→ Records for this exercise:
· · · ·

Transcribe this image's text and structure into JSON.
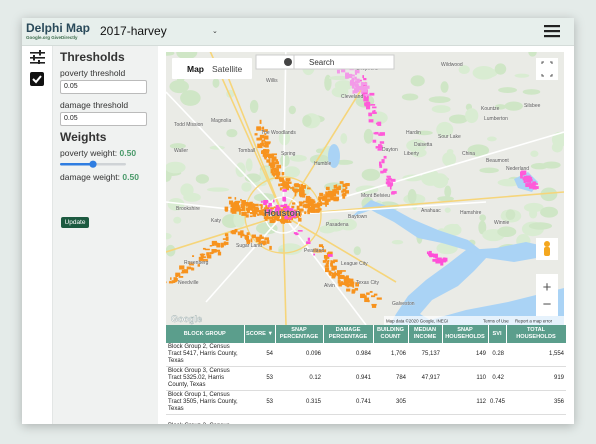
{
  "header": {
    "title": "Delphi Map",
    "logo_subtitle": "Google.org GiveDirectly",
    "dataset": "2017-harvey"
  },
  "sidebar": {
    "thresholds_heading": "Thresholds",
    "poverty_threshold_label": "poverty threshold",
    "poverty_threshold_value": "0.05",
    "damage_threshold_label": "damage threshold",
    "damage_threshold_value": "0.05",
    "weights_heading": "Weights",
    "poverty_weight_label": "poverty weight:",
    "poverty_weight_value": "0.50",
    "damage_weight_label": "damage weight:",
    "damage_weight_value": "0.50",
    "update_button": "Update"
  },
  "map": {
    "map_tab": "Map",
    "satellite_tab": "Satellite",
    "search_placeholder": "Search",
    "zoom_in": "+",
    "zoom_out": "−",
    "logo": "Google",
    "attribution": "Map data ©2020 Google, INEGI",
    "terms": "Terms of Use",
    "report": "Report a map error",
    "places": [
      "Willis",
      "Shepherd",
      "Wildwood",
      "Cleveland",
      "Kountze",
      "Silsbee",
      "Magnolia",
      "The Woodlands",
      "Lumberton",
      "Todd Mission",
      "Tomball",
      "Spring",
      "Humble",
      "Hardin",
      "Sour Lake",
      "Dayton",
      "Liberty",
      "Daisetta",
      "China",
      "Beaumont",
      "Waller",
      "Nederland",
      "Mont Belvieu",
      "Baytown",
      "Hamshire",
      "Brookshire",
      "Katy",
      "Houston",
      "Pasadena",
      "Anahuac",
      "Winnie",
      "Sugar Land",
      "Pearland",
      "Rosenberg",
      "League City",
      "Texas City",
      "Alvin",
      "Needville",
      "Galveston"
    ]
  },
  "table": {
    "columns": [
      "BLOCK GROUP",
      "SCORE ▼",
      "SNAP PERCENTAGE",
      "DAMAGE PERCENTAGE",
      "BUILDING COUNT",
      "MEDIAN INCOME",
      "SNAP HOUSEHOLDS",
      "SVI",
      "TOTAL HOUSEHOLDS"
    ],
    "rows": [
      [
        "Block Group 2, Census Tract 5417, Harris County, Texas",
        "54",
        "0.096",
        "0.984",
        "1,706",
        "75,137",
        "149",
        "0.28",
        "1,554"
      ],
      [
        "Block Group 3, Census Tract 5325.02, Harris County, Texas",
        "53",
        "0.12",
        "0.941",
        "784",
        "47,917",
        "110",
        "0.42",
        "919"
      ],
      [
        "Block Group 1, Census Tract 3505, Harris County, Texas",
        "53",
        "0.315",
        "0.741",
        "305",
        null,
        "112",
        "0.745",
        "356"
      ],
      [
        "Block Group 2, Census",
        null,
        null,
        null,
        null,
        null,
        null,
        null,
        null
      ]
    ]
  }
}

· · · ·

→ Work required: Output the entries above exactly. Drop the pictures.

→ Answer for the task:
Transcribe this image's text and structure into JSON.
{
  "header": {
    "title": "Delphi Map",
    "logo_subtitle": "Google.org GiveDirectly",
    "dataset": "2017-harvey"
  },
  "sidebar": {
    "thresholds_heading": "Thresholds",
    "poverty_threshold_label": "poverty threshold",
    "poverty_threshold_value": "0.05",
    "damage_threshold_label": "damage threshold",
    "damage_threshold_value": "0.05",
    "weights_heading": "Weights",
    "poverty_weight_label": "poverty weight:",
    "poverty_weight_value": "0.50",
    "damage_weight_label": "damage weight:",
    "damage_weight_value": "0.50",
    "update_button": "Update"
  },
  "map": {
    "map_tab": "Map",
    "satellite_tab": "Satellite",
    "search_placeholder": "Search",
    "zoom_in": "+",
    "zoom_out": "−",
    "logo": "Google",
    "attribution": "Map data ©2020 Google, INEGI",
    "terms": "Terms of Use",
    "report": "Report a map error",
    "places": [
      "Willis",
      "Shepherd",
      "Wildwood",
      "Cleveland",
      "Kountze",
      "Silsbee",
      "Magnolia",
      "The Woodlands",
      "Lumberton",
      "Todd Mission",
      "Tomball",
      "Spring",
      "Humble",
      "Hardin",
      "Sour Lake",
      "Dayton",
      "Liberty",
      "Daisetta",
      "China",
      "Beaumont",
      "Waller",
      "Nederland",
      "Mont Belvieu",
      "Baytown",
      "Hamshire",
      "Brookshire",
      "Katy",
      "Houston",
      "Pasadena",
      "Anahuac",
      "Winnie",
      "Sugar Land",
      "Pearland",
      "Rosenberg",
      "League City",
      "Texas City",
      "Alvin",
      "Needville",
      "Galveston"
    ]
  },
  "table": {
    "columns": [
      "BLOCK GROUP",
      "SCORE ▼",
      "SNAP PERCENTAGE",
      "DAMAGE PERCENTAGE",
      "BUILDING COUNT",
      "MEDIAN INCOME",
      "SNAP HOUSEHOLDS",
      "SVI",
      "TOTAL HOUSEHOLDS"
    ],
    "rows": [
      [
        "Block Group 2, Census Tract 5417, Harris County, Texas",
        "54",
        "0.096",
        "0.984",
        "1,706",
        "75,137",
        "149",
        "0.28",
        "1,554"
      ],
      [
        "Block Group 3, Census Tract 5325.02, Harris County, Texas",
        "53",
        "0.12",
        "0.941",
        "784",
        "47,917",
        "110",
        "0.42",
        "919"
      ],
      [
        "Block Group 1, Census Tract 3505, Harris County, Texas",
        "53",
        "0.315",
        "0.741",
        "305",
        null,
        "112",
        "0.745",
        "356"
      ],
      [
        "Block Group 2, Census",
        null,
        null,
        null,
        null,
        null,
        null,
        null,
        null
      ]
    ]
  }
}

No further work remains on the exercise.